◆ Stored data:
[START]

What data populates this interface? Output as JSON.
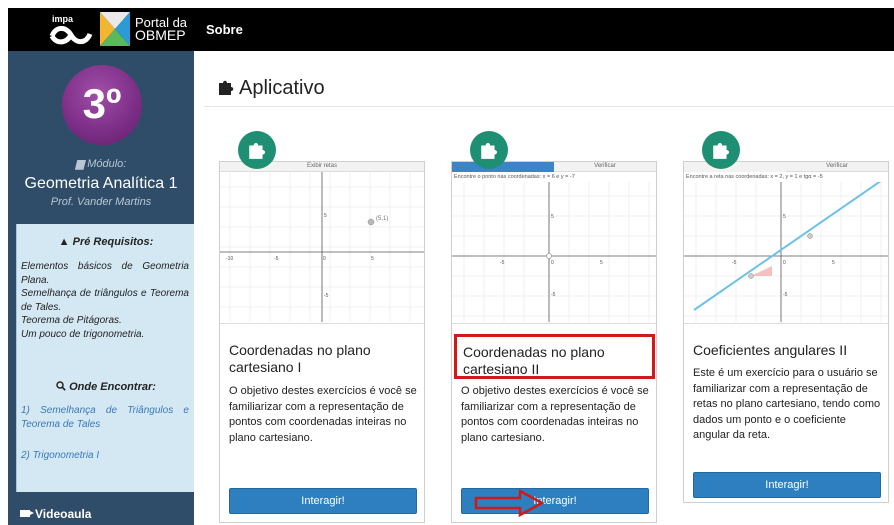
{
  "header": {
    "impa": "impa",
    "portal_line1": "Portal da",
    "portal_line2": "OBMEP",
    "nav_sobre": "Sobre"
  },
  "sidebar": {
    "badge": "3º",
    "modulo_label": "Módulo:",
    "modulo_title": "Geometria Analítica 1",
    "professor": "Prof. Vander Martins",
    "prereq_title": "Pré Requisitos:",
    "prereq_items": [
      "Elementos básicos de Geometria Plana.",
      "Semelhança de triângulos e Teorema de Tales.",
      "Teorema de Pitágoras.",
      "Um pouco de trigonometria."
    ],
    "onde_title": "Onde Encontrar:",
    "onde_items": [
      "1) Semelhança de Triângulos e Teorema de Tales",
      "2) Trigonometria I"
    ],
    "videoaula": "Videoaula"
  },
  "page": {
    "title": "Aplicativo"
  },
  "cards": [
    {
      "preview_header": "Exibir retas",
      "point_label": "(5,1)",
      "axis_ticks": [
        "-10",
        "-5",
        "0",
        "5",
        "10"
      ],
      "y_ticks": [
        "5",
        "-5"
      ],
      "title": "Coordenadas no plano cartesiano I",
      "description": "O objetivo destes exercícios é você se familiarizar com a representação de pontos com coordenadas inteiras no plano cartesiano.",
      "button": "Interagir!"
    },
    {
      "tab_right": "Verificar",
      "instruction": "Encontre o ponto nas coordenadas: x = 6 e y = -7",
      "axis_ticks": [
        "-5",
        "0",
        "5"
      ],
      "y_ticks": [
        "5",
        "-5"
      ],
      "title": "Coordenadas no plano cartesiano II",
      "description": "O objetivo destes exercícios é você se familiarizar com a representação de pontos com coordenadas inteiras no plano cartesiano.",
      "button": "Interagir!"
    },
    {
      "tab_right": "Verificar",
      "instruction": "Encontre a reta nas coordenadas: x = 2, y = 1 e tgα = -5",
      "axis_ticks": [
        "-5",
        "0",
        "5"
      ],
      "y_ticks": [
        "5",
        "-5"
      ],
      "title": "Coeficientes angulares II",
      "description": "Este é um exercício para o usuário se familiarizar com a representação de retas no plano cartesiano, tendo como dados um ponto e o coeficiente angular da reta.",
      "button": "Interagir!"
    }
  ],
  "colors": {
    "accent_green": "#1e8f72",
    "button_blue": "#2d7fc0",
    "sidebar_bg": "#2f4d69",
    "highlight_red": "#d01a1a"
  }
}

[END]
[START]

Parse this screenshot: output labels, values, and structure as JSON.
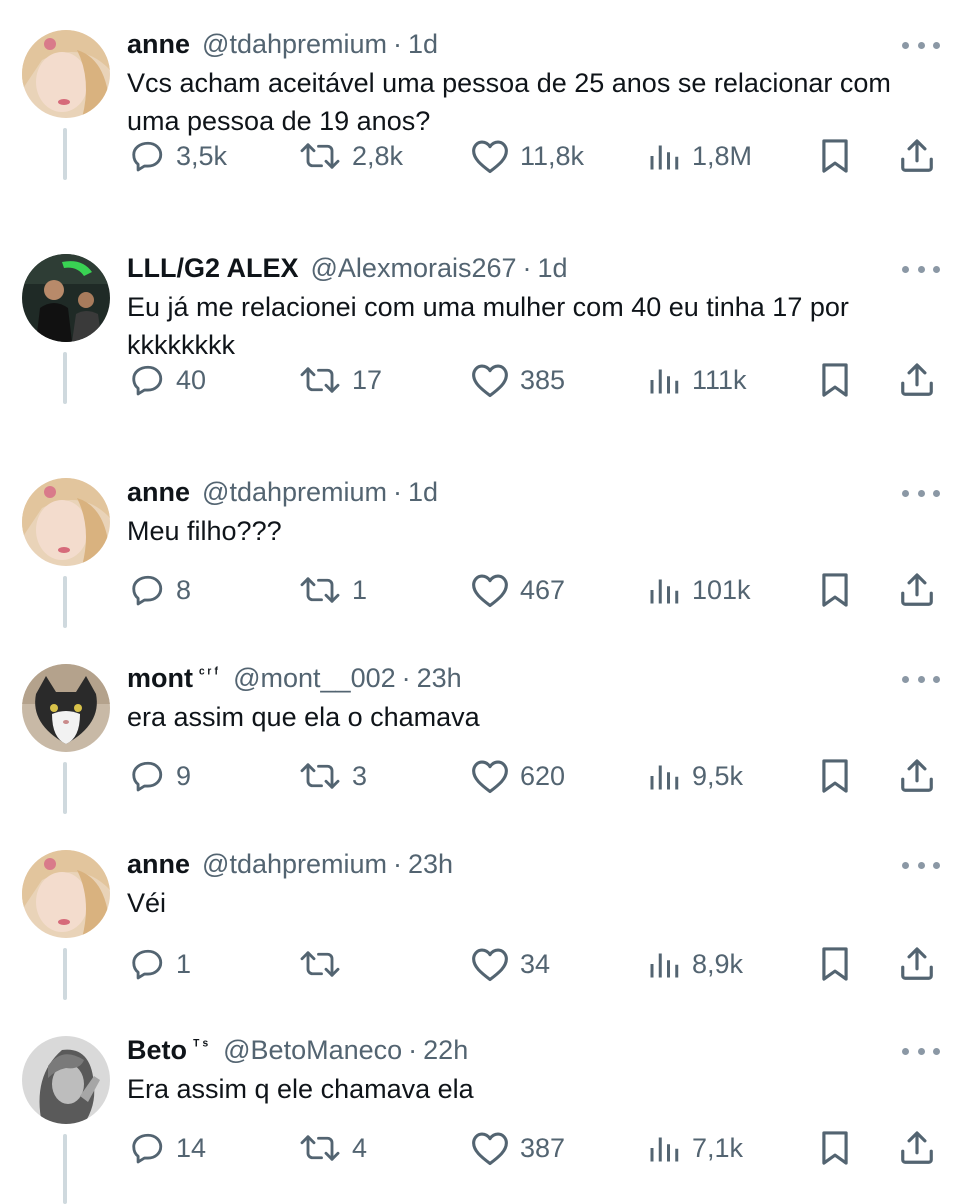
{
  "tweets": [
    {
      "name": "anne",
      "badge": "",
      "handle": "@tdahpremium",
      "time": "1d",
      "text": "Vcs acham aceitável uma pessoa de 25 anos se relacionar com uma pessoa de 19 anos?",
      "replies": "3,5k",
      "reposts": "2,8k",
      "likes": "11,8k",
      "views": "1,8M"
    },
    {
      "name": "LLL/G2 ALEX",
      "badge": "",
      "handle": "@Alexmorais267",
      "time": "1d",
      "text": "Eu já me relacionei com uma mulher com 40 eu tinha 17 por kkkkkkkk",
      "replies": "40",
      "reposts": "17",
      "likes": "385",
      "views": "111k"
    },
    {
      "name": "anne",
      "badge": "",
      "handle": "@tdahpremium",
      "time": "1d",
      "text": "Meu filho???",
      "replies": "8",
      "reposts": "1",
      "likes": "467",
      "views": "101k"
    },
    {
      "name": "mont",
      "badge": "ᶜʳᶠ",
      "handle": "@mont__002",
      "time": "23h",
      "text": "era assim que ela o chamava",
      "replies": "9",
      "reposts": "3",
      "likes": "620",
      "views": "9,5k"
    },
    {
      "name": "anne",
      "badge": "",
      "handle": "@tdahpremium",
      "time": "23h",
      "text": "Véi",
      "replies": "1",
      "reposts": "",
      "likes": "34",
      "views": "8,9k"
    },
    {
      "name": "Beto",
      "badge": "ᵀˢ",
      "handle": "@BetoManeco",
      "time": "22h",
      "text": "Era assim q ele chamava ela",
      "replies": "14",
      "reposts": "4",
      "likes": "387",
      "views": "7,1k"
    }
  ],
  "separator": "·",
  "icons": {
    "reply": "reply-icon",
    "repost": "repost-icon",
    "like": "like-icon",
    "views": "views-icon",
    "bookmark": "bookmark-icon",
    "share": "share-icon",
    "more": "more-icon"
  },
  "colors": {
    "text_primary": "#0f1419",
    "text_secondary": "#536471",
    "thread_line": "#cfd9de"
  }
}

[END]

◆ To be done: Copy every line of the records above that contains "Encontre".

◆ Written reply:
      "instruction": "Encontre o ponto nas coordenadas: x = 6 e y = -7",
      "instruction": "Encontre a reta nas coordenadas: x = 2, y = 1 e tgα = -5",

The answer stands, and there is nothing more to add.